───── Given data ─────

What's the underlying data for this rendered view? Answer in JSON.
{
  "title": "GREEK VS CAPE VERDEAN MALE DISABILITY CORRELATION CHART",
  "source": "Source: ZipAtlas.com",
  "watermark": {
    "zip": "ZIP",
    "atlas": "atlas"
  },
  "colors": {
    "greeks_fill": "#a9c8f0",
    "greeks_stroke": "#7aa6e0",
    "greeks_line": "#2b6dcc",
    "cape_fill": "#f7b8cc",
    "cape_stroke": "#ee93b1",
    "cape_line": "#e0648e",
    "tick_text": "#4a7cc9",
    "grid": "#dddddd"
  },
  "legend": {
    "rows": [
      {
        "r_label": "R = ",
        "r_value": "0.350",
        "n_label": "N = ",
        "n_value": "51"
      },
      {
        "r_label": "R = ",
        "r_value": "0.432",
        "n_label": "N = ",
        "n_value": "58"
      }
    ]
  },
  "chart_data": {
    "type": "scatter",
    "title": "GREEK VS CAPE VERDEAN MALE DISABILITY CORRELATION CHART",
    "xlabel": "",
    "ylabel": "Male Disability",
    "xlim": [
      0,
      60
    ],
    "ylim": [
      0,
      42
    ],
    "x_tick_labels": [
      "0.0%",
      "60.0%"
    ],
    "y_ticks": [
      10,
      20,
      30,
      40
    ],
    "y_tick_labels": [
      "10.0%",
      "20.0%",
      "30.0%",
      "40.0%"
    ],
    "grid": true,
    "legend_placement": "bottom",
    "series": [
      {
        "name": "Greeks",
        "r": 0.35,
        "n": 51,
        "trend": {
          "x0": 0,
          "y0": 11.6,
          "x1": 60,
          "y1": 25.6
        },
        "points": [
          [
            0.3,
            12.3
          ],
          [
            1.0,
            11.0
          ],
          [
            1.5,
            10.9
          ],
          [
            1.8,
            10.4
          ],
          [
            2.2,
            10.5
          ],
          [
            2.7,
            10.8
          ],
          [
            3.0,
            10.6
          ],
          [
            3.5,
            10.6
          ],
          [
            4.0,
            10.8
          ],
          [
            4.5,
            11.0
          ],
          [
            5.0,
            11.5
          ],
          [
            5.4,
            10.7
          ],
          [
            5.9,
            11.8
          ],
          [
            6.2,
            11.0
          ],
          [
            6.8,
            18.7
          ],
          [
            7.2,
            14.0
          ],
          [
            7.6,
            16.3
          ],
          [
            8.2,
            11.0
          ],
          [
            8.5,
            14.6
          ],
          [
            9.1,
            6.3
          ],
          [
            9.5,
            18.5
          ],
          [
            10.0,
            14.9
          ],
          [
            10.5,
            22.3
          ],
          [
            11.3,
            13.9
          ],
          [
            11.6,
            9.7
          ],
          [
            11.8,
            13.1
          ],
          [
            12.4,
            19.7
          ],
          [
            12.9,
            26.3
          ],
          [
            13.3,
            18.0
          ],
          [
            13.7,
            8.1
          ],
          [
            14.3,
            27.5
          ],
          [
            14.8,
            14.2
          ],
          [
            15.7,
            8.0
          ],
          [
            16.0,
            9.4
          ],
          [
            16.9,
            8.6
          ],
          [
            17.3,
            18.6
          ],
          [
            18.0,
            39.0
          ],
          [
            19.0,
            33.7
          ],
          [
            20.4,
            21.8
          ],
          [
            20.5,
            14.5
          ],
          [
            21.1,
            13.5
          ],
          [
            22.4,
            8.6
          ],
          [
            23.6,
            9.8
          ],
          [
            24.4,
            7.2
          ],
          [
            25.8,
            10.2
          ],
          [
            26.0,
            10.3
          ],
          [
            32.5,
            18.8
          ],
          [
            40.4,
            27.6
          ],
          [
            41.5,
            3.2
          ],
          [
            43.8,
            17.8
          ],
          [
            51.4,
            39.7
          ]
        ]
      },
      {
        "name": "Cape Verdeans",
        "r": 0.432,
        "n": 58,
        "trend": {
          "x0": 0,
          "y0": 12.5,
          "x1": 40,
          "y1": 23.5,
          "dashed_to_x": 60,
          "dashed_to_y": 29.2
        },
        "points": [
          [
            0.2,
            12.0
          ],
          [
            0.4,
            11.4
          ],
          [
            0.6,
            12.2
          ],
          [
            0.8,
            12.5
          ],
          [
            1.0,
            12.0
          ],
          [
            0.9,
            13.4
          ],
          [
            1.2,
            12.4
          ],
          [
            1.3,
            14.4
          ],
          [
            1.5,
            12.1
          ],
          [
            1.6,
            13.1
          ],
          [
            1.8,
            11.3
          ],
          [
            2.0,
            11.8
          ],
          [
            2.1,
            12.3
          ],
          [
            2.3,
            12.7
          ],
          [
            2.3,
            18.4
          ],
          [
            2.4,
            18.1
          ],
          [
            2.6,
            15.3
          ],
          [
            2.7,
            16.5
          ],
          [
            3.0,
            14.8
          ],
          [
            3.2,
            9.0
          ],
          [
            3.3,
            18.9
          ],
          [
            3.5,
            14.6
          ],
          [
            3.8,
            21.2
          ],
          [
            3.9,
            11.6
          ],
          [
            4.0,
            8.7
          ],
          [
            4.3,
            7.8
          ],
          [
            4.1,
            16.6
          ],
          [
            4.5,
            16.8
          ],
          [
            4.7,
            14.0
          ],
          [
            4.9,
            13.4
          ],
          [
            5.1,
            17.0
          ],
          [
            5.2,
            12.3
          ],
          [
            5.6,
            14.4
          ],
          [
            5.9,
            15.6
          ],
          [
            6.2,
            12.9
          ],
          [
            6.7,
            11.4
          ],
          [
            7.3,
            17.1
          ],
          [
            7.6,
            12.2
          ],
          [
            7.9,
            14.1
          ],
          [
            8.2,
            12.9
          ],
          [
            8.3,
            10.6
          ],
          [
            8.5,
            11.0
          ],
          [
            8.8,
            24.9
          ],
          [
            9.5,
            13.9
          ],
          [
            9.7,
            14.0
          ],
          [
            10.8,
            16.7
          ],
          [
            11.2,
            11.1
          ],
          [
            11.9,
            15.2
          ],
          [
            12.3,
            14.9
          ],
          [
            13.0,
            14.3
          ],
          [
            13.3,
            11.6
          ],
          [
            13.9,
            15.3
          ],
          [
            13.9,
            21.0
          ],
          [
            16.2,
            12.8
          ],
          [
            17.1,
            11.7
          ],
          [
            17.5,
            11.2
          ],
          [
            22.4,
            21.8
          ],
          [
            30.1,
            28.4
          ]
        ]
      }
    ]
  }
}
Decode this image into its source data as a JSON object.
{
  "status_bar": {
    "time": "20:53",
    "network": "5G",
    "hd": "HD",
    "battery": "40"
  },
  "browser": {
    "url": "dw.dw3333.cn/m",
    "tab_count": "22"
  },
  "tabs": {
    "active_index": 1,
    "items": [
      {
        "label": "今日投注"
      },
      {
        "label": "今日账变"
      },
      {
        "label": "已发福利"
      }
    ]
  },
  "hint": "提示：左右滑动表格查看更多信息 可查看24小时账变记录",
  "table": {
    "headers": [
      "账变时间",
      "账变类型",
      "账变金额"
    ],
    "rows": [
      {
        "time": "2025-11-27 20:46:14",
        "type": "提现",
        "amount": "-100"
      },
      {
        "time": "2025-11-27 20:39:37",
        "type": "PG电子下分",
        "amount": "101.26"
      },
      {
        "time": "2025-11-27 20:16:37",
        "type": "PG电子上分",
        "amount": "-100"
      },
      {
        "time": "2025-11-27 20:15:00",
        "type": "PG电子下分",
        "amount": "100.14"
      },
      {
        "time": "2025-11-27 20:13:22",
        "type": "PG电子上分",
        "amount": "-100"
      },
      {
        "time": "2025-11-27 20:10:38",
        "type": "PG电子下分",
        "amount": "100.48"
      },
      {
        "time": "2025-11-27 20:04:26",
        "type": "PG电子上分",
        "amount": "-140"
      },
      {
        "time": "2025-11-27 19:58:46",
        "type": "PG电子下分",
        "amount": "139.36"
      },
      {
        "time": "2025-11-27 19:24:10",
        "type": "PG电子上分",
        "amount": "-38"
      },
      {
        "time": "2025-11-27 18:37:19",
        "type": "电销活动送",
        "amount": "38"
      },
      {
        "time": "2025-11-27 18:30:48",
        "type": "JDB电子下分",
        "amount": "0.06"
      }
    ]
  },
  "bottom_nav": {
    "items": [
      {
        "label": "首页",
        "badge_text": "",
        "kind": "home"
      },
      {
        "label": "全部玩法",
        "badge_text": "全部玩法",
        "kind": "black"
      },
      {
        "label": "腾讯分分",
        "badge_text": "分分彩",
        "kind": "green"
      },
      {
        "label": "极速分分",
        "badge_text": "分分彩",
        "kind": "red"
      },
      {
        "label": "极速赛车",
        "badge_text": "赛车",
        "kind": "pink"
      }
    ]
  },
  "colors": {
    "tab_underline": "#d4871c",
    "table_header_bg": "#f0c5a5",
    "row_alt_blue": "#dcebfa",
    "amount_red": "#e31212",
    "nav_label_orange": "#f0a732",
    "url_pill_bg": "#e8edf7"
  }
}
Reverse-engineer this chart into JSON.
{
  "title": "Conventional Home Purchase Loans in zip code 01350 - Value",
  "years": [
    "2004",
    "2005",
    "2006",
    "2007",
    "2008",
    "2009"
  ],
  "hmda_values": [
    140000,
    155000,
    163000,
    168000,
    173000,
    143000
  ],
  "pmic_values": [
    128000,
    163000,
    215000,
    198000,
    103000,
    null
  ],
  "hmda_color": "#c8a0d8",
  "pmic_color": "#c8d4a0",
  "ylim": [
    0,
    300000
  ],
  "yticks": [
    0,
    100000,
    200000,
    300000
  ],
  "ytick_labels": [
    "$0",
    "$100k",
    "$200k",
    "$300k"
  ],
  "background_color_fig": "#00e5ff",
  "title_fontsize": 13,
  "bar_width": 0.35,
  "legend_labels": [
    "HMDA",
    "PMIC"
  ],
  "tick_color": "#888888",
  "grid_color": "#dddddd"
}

─────

*Set exercise*:
Copy out every line that includes the word "source".

*Result below*:
  "source": "Source: ZipAtlas.com",
Decode this image into its source data as a JSON object.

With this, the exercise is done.